SET TASK:
Look for the string "sprint" in every line, and copy each line that has it.

— start of DATA PROVIDED —

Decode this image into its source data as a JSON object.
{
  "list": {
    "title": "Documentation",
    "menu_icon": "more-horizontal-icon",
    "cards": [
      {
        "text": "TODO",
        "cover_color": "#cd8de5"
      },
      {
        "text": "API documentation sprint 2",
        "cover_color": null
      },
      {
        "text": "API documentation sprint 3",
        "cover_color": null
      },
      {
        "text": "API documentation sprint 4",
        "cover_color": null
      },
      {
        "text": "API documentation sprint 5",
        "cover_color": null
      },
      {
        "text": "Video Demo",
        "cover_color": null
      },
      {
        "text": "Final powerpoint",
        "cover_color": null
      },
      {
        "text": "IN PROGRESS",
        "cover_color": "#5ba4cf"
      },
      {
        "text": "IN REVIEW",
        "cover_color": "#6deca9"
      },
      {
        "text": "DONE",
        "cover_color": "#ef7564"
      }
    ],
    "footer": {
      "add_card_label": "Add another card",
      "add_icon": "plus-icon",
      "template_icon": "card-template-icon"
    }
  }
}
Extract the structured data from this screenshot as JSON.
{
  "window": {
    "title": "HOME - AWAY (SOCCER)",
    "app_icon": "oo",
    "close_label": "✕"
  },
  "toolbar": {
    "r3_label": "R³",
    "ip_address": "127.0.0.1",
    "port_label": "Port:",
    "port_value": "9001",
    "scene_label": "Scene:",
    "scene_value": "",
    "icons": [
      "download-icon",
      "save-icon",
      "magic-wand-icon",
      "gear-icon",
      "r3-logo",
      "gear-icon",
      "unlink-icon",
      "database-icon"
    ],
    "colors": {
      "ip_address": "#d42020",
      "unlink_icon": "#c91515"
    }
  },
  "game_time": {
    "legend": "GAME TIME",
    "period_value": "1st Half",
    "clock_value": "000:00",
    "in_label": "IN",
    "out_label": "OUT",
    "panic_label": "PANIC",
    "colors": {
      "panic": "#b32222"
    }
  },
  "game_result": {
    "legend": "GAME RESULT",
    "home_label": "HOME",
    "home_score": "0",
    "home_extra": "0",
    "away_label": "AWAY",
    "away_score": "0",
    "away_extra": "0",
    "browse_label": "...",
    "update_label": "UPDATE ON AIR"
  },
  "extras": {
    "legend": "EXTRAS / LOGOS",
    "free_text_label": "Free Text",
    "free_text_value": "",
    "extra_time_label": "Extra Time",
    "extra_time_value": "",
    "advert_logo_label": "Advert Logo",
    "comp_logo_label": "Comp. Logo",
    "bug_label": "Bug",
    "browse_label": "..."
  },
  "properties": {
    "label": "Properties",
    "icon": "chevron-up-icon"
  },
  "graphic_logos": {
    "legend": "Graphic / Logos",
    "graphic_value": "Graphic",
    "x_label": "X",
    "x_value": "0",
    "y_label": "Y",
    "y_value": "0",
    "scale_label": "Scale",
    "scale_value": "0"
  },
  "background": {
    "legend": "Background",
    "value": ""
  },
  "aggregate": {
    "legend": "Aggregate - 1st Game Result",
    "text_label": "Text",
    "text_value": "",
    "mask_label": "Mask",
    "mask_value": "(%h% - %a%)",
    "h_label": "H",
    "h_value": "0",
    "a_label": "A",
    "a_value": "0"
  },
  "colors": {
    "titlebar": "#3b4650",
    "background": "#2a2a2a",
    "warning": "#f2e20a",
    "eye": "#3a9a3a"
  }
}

— end of DATA PROVIDED —

SOLUTION FOR THIS PROBLEM:
        "text": "API documentation sprint 2",
        "text": "API documentation sprint 3",
        "text": "API documentation sprint 4",
        "text": "API documentation sprint 5",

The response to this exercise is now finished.